WHAT THE TASK ASKS: Copy each line of the data below with the word "哈尔滨西".

Source records:
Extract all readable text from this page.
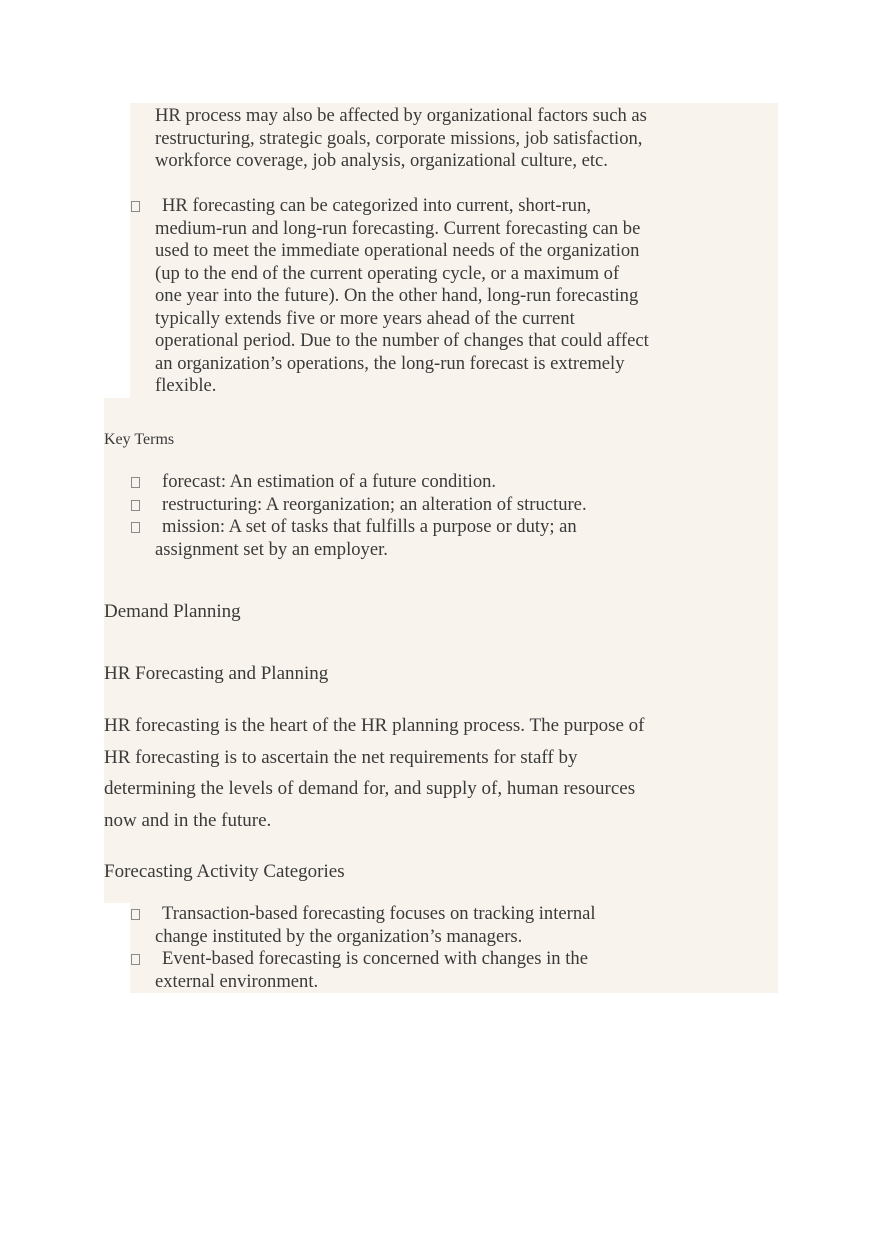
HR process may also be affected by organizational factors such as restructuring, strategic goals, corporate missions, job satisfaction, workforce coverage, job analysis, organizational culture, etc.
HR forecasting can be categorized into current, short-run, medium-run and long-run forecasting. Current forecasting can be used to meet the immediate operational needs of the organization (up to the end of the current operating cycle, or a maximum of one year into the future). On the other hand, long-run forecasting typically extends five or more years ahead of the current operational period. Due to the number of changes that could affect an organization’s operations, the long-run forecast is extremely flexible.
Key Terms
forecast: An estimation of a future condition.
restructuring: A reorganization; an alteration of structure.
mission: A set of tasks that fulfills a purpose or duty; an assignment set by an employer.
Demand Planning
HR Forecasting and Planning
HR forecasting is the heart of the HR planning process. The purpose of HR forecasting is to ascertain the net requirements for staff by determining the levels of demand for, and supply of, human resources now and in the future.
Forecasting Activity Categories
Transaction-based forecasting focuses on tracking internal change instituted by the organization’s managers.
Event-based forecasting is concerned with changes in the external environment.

==

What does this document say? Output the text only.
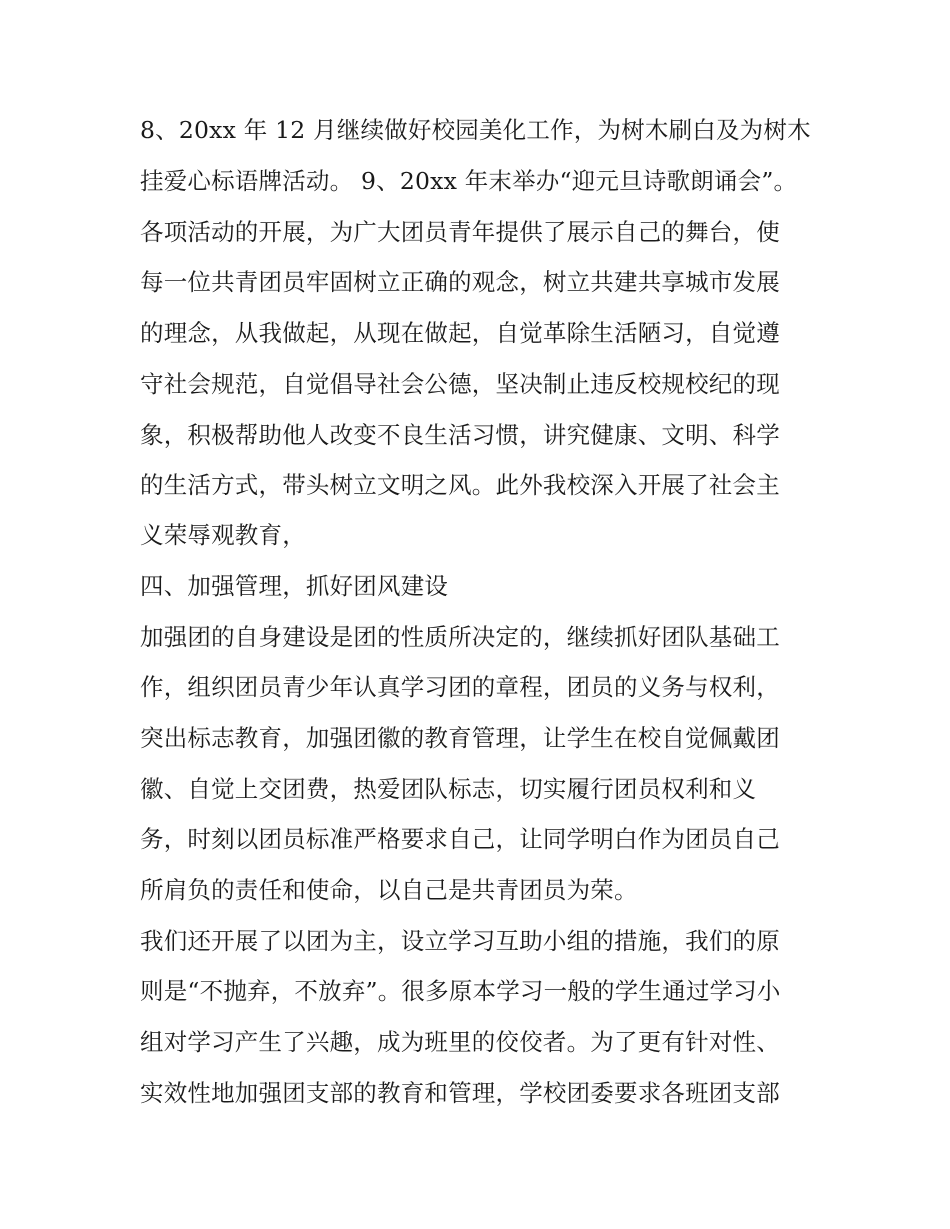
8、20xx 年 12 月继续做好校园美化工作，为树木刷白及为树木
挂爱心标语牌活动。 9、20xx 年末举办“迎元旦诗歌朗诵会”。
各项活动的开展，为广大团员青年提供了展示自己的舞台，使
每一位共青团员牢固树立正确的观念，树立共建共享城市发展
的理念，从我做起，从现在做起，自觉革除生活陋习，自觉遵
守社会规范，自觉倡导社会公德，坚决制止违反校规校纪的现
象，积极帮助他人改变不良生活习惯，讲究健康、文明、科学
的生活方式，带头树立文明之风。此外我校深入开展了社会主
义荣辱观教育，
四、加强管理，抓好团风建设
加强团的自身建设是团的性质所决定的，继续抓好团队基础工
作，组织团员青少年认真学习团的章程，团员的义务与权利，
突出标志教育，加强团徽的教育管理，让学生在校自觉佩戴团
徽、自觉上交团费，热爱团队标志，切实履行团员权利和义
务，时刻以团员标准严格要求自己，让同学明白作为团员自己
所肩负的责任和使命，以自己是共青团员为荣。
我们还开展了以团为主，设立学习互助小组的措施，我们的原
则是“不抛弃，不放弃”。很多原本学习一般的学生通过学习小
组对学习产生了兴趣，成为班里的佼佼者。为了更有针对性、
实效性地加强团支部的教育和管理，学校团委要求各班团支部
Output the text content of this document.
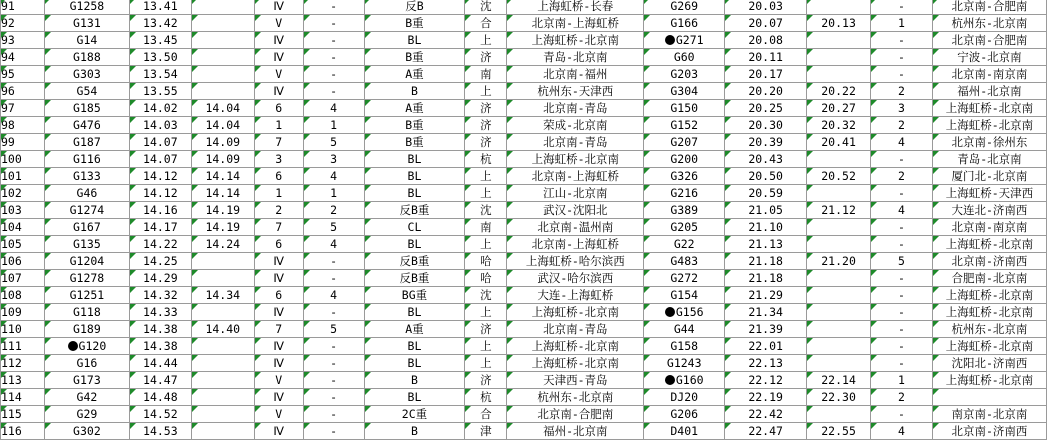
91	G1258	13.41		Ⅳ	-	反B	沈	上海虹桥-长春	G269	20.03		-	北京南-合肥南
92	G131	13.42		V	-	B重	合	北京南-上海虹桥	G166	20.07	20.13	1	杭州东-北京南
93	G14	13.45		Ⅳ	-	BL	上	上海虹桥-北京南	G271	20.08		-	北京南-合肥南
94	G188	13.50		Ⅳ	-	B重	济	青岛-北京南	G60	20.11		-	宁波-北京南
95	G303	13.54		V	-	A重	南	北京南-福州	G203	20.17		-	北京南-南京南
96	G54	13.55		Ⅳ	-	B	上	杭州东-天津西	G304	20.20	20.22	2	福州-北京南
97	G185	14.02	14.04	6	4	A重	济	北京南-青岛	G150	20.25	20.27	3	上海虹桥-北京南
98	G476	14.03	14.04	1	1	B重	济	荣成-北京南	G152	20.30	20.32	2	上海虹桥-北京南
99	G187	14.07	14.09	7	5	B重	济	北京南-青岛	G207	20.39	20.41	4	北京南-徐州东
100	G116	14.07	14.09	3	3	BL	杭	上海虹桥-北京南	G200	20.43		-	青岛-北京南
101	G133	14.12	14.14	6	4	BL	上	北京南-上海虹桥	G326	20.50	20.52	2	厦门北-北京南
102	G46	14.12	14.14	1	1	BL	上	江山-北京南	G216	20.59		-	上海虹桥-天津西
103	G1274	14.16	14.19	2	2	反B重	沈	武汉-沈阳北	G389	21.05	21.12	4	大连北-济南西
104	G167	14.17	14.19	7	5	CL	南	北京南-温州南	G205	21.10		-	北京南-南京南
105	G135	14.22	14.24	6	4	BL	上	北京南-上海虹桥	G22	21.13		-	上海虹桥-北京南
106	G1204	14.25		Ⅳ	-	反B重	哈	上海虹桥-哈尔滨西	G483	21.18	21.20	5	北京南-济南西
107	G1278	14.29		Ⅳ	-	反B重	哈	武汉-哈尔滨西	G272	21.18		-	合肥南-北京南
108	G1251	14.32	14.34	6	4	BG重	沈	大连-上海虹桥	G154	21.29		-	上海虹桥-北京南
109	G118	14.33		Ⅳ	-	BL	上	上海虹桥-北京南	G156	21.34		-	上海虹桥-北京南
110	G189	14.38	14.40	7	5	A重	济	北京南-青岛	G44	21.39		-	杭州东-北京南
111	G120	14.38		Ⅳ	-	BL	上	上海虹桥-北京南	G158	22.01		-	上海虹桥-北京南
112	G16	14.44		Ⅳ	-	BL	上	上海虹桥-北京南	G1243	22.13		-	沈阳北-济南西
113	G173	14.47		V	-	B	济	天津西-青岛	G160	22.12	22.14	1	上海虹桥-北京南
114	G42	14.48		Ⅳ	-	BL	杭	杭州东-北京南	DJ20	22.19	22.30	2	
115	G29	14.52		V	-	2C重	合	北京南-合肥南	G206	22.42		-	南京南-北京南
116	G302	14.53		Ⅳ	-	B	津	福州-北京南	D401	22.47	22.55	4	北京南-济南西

---

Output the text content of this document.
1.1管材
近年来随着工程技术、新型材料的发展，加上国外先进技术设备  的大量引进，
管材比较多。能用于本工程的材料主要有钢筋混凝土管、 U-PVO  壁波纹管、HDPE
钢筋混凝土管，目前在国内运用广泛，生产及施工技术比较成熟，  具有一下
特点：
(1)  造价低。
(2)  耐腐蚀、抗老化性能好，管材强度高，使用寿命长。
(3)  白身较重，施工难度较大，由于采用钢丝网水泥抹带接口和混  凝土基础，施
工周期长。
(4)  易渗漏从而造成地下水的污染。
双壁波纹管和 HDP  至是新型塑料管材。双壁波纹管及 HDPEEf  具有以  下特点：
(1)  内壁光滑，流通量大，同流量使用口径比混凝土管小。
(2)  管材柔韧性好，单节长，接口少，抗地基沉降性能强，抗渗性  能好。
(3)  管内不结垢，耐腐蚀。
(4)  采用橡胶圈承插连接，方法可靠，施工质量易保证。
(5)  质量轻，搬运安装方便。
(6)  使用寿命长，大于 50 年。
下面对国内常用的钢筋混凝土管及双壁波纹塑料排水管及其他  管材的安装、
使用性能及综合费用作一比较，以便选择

SOLUTION FOR THIS EXERCISE:
106	G1204	14.25		Ⅳ	-	反B重	哈	上海虹桥-哈尔滨西	G483	21.18	21.20	5	北京南-济南西
107	G1278	14.29		Ⅳ	-	反B重	哈	武汉-哈尔滨西	G272	21.18		-	合肥南-北京南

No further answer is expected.